**Exercise brief:** Comb through the entries for "this" and pull out each line that holds it.

**Stored data:**
★ ★ ★ ★
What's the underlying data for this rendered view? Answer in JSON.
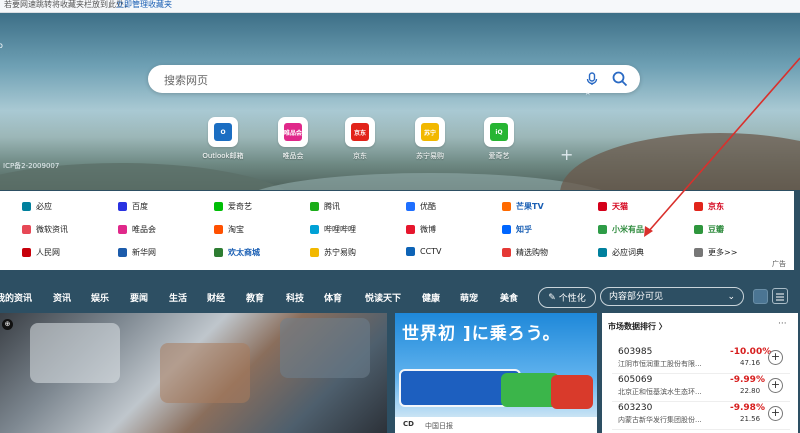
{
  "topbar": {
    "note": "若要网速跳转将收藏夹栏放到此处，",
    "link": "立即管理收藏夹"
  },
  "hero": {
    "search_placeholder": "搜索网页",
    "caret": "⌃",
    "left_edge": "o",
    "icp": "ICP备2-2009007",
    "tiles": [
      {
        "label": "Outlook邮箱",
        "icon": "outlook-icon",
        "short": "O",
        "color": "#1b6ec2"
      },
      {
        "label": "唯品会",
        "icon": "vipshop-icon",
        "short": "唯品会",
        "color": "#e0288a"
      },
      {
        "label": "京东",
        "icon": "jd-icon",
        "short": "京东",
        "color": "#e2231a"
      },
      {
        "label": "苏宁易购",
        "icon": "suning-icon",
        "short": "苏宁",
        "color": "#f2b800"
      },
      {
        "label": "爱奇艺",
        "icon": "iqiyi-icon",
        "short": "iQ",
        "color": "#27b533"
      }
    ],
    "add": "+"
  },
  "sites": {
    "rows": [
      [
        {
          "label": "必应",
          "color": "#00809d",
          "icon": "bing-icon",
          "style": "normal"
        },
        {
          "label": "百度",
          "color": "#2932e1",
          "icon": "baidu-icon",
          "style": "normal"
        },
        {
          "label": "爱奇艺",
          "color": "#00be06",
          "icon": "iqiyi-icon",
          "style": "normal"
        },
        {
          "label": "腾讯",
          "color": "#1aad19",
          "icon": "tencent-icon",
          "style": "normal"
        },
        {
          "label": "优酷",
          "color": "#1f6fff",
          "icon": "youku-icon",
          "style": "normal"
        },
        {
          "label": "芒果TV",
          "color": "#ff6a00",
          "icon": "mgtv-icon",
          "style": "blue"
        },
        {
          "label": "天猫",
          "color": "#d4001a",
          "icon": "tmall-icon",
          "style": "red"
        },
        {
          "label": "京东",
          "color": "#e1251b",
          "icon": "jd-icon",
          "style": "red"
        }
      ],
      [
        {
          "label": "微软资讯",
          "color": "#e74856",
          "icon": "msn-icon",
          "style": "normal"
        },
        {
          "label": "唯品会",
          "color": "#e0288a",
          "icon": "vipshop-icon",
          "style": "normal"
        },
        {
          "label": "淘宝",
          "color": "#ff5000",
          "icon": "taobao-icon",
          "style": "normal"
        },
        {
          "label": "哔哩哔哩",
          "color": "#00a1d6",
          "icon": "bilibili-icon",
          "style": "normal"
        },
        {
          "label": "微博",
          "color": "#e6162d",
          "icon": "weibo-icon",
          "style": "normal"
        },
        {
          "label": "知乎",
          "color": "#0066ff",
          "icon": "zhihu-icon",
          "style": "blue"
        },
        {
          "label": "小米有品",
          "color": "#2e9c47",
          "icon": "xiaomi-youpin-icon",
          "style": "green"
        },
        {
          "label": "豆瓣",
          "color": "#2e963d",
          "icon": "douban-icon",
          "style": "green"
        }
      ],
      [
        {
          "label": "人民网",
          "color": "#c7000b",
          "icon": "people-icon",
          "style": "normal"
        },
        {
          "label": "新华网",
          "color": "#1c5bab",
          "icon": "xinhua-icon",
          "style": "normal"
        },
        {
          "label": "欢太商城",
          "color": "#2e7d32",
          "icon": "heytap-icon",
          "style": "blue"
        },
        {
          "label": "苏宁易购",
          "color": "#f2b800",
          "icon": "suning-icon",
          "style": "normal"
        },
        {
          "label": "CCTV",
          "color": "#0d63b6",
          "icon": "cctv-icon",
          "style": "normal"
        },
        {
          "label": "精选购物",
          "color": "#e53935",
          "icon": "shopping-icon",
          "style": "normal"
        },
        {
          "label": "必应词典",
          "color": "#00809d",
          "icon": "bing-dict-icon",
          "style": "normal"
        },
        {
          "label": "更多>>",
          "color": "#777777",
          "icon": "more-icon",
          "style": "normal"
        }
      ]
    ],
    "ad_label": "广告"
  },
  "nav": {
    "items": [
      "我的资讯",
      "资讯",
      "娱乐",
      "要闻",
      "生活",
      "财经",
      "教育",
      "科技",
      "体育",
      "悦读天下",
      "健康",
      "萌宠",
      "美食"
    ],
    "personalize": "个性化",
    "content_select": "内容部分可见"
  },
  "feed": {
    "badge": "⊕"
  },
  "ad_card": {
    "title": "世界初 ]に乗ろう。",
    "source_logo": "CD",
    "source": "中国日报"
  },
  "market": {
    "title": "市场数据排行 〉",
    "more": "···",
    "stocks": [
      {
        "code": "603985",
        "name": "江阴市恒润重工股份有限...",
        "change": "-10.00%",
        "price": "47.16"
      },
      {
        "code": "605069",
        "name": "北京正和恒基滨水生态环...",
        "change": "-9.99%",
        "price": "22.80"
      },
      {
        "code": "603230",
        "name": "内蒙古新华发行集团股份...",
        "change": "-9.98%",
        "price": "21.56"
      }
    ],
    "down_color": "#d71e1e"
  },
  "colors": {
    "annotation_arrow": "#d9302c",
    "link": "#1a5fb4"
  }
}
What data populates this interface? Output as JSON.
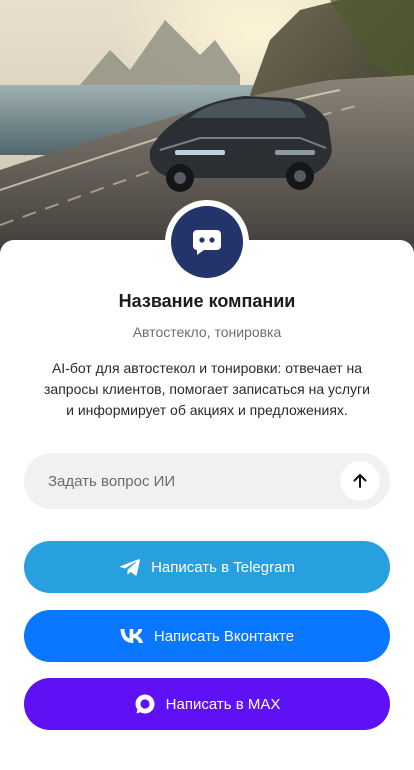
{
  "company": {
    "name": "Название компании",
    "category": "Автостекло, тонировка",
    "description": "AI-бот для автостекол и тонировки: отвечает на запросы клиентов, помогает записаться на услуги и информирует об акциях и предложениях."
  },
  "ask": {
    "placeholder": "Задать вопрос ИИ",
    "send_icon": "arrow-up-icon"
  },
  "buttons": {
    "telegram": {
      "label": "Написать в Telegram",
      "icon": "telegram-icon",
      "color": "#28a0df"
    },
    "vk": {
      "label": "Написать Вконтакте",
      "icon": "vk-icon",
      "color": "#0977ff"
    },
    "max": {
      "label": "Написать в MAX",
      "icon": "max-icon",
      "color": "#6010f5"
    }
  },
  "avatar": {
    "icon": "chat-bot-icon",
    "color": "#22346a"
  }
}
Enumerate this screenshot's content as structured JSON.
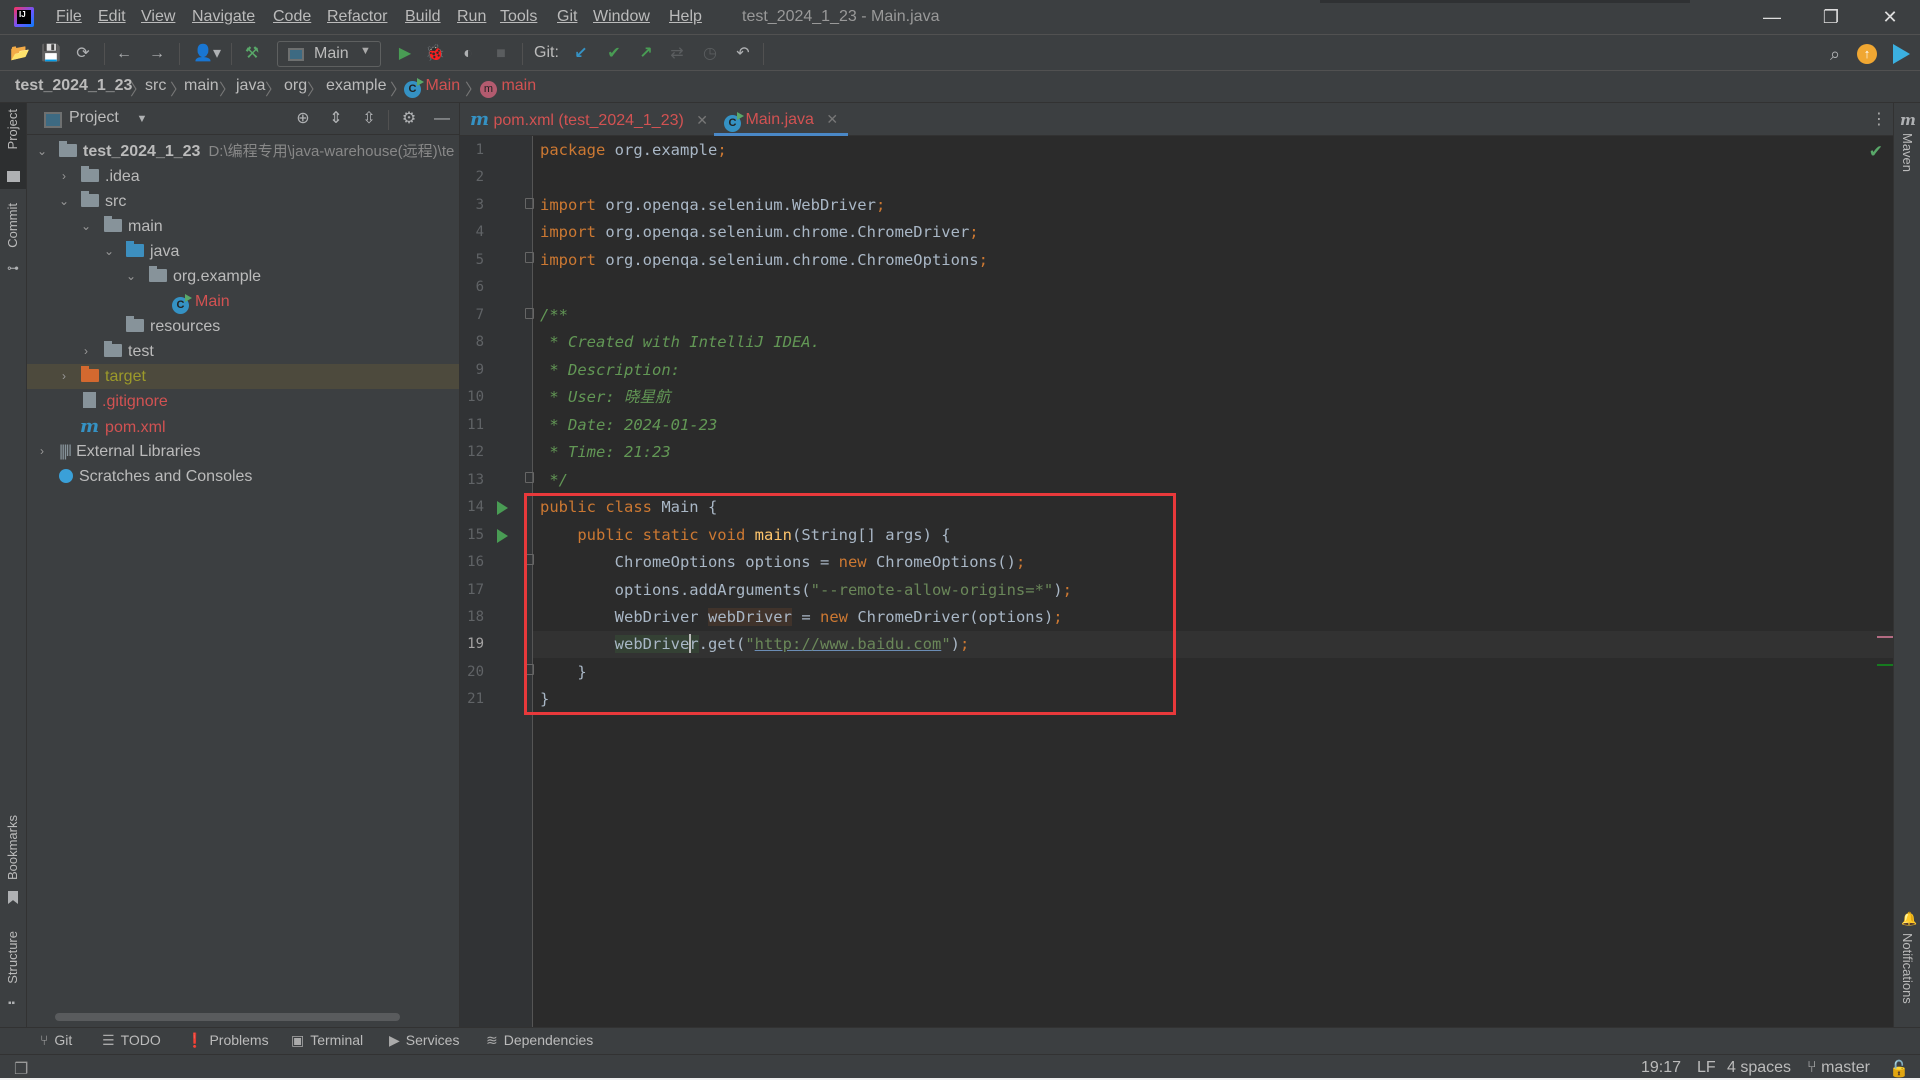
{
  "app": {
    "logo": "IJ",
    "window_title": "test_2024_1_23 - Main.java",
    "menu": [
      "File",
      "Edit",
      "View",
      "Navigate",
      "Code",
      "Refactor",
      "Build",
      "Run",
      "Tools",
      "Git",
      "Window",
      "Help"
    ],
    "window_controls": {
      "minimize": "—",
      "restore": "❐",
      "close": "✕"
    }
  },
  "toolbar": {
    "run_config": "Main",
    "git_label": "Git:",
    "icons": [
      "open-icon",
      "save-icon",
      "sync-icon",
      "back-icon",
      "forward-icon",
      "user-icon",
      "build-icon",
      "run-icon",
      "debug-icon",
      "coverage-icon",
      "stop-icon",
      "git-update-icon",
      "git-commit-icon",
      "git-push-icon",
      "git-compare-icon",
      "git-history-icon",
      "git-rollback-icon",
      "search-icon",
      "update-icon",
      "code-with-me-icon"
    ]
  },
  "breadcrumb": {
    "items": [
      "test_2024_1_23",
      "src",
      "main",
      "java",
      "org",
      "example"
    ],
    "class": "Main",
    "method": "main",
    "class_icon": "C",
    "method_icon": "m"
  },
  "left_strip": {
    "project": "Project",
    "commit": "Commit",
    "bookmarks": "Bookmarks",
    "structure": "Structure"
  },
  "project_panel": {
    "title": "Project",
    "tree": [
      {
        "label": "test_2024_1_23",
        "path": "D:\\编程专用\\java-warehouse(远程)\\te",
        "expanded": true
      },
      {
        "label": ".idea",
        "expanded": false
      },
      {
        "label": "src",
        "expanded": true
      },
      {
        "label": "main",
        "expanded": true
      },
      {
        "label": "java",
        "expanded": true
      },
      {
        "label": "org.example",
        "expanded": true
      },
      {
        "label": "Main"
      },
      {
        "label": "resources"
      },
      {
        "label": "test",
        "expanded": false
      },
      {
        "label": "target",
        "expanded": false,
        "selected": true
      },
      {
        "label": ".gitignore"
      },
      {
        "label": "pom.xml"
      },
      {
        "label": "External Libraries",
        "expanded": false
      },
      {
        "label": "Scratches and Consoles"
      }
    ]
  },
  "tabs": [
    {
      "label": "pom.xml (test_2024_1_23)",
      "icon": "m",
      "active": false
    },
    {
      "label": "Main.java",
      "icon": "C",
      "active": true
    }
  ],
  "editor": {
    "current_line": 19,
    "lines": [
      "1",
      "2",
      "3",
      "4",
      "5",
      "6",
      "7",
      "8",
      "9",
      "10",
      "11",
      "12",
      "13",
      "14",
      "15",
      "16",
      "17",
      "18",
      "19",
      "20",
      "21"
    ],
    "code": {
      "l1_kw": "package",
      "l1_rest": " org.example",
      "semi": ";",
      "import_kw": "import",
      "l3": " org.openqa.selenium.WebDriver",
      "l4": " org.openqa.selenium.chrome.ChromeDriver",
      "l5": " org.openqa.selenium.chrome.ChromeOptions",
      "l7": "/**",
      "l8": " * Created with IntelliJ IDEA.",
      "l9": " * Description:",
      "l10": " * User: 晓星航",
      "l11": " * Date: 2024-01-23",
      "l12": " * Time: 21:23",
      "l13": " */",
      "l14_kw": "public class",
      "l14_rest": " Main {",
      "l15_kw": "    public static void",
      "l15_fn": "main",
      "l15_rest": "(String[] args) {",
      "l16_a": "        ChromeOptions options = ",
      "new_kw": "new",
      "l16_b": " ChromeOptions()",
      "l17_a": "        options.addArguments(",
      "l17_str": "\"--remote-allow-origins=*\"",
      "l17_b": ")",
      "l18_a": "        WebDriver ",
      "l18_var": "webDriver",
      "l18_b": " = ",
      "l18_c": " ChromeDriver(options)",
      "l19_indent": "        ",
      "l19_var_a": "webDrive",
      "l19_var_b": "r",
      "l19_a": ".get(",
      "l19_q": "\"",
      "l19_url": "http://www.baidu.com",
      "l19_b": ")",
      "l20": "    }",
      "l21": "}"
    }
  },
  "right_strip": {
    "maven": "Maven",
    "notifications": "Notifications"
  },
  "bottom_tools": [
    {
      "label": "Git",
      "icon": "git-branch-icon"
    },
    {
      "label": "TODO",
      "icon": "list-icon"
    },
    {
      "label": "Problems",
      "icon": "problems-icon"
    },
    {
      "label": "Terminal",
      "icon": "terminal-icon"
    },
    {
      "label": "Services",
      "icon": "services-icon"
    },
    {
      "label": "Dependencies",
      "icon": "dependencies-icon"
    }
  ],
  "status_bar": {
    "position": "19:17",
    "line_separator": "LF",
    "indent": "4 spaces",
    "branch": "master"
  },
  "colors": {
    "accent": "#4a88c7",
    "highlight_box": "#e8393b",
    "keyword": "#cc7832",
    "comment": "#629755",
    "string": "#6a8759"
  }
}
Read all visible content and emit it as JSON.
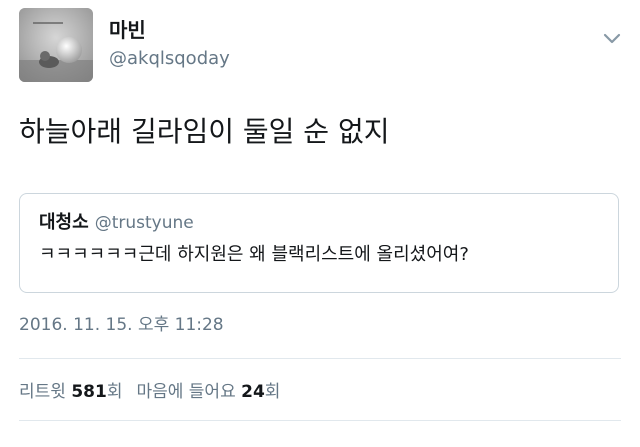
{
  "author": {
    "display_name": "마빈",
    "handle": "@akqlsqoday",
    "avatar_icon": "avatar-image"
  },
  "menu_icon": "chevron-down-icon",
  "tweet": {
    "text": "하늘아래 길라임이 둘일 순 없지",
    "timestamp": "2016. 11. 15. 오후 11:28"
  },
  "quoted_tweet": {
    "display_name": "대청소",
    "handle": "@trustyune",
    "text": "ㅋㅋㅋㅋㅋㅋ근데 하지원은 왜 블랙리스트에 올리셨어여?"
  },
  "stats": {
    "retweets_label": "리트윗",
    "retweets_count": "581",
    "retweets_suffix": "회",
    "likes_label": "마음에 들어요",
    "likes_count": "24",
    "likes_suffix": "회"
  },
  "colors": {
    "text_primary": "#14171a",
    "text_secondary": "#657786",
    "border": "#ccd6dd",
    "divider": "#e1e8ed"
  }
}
★ ★ ★ ★
**Solution:**
What's the underlying data for this rendered view? Answer in JSON.
What data populates this interface? Output as JSON.
Enumerate this screenshot's content as structured JSON.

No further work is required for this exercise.